** 読解文 **
──────────

お客様の意見を吸い上げて満足度の高い商品を生み出そう

他社との差別化を推し進めるために行う、自社商品の開発。より魅力的な商品を生み出すためには、誰がどんなシーンで使うのかなど、コンセプトをしっかりと考え抜くことが大事なのは「自社製品の開発をするなら5W1Hでコンセプトを明確にせよ」で説明してきた。

このように自店を利用してくれるお客様の動向や、売れ筋ランキングなど、現状の状況を分析して商品開発の糸口となるデータを用意していくのもよいのだが、時にはお客様から直接「どのような商品が欲しいのか?」という意見を吸い上げてもよい。

 

お客様の声はヒントとなる

サービス業をしていれば、お客様の声を頂く機会も多いわけだが、必ずしもお褒めの言葉だけを頂戴できるわけではない。時には商品やサービスに対する不満を”クレーム”という形で頂くこともある。

ただし自店に対するお礼の言葉よりも、クレームの方が商品開発のヒントとなることの方が多い。例えば「購入したマグカップの取っ手部分が持ちにくい」というクレームを頂いたら、”女性(男性)の手にフィットしやすいマグカップ”といった、新たな切り口の商品を開発することにつながる可能性もある。

クレームだからと言って嫌な気分で対応するのではなく、新しいヒントを提供してもらったと思って、対応するようにしてほしい。そうしたクレーム対応の考え方については「クレームをチャンスに変えるネットショップ的処理対応」でも記載しているので、参考にしてほしい。

 

積極的にお客様の要望を吸い上げよう

お客様から意見が上がってくるのをただ待つだけではなく、積極的にお客様の要望を吸い上げるための仕組みづくりも必要だ。

 

意見を送れるフォームを設置

ウェブサイトのお問い合わせフォームのように、お客様が自分の意見を送信できるようなフォームがあると、メールや電話をかけるよりも心理的負担が軽減され、よりお客様の声を集めやすくなる。システム的な作りこみが必要になるが、一度用意しておけば、その後のランニングコストはほぼ発生しない。ネットショップ構築時に、まとめて用意しておくとよい。

 

レビュー報告と併せて意見を頂戴する

コンバージョン率を高めるために、お客様の声やレビューを商品紹介ページに記載しているECサイトはよくある。そしてレビューを頂くためには、商品をお買い上げいただいたお客様のアフターフォローとともに頂戴していることが多いのではないだろうか。

──────────

** ラベル付きボックス一覧 **
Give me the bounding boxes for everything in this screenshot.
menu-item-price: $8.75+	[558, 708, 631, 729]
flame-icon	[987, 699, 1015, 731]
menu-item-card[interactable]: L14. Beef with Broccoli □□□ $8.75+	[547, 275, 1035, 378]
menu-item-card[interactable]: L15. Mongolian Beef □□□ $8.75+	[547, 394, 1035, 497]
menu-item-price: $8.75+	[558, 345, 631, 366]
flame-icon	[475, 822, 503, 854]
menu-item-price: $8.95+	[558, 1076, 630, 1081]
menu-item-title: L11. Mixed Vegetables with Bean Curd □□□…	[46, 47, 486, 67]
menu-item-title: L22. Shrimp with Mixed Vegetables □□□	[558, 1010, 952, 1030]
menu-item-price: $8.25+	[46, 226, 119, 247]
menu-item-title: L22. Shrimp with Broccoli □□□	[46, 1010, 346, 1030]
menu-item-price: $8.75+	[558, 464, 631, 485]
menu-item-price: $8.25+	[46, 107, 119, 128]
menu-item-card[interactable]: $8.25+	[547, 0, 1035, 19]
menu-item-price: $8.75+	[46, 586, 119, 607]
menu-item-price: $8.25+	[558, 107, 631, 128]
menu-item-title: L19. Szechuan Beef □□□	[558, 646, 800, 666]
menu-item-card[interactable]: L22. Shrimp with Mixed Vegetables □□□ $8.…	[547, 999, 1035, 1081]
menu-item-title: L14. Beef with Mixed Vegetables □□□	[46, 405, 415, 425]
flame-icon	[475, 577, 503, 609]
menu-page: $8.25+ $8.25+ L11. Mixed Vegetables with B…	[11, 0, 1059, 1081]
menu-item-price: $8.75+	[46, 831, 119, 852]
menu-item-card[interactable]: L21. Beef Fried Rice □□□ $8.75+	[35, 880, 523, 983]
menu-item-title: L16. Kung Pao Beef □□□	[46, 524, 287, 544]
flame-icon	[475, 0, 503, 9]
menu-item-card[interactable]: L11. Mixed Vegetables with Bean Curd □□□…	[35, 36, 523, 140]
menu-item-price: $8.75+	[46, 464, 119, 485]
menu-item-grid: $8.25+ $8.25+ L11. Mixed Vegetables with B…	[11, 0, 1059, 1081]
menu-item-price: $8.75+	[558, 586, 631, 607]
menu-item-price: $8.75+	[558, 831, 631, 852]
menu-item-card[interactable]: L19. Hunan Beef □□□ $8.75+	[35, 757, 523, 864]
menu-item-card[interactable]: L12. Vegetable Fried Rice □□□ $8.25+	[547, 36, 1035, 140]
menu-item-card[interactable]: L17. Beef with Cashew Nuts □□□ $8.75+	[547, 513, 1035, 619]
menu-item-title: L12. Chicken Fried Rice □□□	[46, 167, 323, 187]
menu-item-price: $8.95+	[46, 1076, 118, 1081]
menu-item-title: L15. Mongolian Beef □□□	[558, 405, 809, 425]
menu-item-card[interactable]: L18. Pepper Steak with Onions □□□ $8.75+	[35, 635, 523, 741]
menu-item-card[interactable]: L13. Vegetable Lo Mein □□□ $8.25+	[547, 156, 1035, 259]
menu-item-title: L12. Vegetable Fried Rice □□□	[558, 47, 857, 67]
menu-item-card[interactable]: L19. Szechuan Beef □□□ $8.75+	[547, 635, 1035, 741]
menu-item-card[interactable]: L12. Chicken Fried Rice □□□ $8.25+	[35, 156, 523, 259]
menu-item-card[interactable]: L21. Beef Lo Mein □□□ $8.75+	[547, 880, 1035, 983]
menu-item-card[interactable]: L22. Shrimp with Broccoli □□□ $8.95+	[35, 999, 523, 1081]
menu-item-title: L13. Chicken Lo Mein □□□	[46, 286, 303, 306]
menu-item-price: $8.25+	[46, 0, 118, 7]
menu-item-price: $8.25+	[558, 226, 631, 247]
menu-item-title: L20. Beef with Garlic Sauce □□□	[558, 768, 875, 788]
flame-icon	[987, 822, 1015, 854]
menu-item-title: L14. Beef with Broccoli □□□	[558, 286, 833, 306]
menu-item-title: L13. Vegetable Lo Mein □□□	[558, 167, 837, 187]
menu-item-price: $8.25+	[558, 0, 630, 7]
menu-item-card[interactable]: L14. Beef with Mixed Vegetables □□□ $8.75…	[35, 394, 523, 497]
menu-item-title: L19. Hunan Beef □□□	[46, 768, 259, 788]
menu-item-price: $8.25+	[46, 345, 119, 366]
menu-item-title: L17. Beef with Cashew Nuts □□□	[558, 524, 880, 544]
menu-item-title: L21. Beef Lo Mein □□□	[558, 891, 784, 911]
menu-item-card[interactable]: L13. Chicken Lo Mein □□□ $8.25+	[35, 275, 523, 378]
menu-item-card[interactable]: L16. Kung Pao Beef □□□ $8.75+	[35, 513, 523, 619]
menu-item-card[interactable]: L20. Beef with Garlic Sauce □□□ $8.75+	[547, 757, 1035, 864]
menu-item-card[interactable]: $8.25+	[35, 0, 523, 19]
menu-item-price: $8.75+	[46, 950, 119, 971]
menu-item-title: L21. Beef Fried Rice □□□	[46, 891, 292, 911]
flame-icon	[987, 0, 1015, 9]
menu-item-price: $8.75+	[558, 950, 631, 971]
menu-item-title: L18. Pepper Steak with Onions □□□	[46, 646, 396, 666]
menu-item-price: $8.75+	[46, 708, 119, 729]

──────────

** 課題の詳細 **
読解文の「ただし自店に対するお礼の言葉」から下の「ための仕組みづくりも必要だ。」までをすべて書き直し、その中の「マグカップ」を「タンブラー」に置き換えてください。

** 記述解答 **
ただし自店に対するお礼の言葉よりも、クレームの方が商品開発のヒントとなることの方が多い。例えば「購入したタンブラーの取っ手部分が持ちにくい」というクレームを頂いたら、”女性(男性)の手にフィットしやすいタンブラー”といった、新たな切り口の商品を開発することにつながる可能性もある。

クレームだからと言って嫌な気分で対応するのではなく、新しいヒントを提供してもらったと思って、対応するようにしてほしい。そうしたクレーム対応の考え方については「クレームをチャンスに変えるネットショップ的処理対応」でも記載しているので、参考にしてほしい。

 

積極的にお客様の要望を吸い上げよう

お客様から意見が上がってくるのをただ待つだけではなく、積極的にお客様の要望を吸い上げるための仕組みづくりも必要だ。